# TO DO
Extract and list every line that contains the word "Platform".

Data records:

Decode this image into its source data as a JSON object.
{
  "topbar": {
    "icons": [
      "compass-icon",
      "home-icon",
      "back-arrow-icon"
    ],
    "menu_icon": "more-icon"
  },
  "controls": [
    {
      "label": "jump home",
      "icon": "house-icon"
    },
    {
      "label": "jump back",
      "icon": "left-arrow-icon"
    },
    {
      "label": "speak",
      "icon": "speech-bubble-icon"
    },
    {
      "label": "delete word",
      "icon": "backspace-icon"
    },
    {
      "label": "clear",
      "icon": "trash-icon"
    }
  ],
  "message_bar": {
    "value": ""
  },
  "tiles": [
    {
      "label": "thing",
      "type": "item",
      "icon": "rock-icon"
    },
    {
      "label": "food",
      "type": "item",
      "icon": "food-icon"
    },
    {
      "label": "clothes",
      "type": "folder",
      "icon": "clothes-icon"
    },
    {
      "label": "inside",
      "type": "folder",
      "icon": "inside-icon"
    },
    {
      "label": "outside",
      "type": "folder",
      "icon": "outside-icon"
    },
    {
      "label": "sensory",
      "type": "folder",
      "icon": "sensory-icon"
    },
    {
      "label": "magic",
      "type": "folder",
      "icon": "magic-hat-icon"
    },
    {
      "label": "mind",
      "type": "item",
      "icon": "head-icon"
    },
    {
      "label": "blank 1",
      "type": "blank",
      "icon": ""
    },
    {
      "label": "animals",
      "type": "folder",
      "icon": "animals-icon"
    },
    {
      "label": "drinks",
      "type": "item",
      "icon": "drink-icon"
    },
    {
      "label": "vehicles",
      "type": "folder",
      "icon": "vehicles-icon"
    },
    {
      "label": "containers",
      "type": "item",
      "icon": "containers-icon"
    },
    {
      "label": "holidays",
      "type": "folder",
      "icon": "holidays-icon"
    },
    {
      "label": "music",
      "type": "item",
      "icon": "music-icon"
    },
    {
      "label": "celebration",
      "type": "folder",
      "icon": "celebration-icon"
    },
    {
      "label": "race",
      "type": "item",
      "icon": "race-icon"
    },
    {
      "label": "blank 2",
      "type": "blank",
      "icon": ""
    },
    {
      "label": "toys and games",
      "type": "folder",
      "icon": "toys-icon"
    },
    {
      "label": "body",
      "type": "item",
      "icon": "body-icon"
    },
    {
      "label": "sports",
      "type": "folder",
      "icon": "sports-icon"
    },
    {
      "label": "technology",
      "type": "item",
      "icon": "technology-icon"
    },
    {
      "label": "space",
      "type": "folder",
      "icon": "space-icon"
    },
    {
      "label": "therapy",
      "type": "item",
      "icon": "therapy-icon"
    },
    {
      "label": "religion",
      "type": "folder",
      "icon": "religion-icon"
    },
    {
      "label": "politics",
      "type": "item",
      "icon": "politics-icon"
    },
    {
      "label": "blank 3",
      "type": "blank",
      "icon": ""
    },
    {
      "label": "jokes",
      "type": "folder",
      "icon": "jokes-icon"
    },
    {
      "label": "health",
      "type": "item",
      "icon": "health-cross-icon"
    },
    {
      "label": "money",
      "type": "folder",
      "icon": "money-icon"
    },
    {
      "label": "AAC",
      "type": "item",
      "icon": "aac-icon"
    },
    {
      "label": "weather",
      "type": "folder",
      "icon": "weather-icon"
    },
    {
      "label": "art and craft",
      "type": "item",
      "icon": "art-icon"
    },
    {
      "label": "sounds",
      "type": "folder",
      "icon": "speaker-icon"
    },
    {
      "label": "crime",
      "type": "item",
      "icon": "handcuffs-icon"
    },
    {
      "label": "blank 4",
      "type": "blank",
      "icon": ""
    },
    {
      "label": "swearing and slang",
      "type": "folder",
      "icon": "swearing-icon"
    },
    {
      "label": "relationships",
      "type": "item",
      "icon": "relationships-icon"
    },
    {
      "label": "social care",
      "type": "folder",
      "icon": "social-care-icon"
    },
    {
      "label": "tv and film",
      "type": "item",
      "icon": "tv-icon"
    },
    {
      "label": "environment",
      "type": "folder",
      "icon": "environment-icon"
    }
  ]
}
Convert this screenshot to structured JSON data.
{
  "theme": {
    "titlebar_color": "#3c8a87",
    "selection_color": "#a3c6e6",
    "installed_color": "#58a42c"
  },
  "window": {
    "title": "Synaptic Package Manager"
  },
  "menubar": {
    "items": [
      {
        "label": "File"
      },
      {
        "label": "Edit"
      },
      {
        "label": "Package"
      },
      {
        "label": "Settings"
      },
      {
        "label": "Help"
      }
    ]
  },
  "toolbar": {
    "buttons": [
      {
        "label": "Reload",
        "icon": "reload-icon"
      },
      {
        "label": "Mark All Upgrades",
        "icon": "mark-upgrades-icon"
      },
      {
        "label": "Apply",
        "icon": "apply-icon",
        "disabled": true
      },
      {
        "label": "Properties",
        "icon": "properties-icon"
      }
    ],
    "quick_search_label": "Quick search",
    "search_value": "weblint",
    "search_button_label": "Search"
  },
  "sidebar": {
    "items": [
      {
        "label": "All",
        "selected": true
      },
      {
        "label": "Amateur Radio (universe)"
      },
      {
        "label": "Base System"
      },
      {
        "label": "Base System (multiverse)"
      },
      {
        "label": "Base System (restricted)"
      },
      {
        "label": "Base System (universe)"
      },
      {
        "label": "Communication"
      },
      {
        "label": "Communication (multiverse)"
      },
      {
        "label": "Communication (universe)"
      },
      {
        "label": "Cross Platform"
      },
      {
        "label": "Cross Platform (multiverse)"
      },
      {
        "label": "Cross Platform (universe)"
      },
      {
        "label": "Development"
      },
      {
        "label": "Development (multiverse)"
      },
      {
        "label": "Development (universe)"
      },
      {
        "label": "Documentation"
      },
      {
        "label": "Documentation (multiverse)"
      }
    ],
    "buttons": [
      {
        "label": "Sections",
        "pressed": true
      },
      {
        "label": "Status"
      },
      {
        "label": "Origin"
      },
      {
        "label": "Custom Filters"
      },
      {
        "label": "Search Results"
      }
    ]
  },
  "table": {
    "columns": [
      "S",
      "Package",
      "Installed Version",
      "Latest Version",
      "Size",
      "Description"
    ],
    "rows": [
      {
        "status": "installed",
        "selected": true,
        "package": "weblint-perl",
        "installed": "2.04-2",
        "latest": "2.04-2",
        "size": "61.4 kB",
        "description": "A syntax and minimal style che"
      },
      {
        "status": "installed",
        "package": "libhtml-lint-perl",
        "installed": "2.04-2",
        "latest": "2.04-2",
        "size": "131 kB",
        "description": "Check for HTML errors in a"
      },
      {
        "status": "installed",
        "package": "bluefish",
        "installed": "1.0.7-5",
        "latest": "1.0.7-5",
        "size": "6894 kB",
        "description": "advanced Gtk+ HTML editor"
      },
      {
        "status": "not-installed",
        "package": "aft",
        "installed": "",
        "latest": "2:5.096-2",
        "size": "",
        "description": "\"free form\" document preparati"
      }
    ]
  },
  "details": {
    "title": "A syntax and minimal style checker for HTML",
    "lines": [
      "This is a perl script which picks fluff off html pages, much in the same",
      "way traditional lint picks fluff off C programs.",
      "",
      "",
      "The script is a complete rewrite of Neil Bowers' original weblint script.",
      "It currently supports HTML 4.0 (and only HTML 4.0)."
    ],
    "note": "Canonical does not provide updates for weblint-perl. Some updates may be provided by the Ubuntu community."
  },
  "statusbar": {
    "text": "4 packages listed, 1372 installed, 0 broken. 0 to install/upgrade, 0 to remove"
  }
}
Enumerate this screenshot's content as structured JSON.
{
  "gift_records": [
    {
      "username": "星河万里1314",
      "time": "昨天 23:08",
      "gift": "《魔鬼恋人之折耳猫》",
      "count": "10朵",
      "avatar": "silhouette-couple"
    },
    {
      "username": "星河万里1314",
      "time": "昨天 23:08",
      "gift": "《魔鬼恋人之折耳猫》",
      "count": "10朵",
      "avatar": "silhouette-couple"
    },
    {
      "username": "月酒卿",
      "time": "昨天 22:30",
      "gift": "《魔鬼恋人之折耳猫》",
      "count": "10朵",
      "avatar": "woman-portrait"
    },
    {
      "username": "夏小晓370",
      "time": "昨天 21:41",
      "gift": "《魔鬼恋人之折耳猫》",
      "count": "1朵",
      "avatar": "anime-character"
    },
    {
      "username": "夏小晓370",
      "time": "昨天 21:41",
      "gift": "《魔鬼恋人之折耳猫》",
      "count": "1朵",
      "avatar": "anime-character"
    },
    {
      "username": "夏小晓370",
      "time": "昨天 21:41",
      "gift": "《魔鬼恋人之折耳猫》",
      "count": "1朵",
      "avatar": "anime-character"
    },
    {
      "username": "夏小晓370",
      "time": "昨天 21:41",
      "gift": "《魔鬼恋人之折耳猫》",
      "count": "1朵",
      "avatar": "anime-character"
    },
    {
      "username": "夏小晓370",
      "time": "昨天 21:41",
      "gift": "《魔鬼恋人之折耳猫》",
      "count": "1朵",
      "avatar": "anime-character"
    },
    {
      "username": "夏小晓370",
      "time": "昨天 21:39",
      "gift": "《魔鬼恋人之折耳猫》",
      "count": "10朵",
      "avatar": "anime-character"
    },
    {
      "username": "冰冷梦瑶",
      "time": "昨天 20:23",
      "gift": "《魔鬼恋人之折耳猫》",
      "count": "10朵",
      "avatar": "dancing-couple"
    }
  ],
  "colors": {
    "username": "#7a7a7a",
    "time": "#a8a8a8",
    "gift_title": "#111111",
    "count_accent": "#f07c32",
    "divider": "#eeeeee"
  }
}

# TASK OUTPUT
        "label": "Cross Platform"
        "label": "Cross Platform (multiverse)"
        "label": "Cross Platform (universe)"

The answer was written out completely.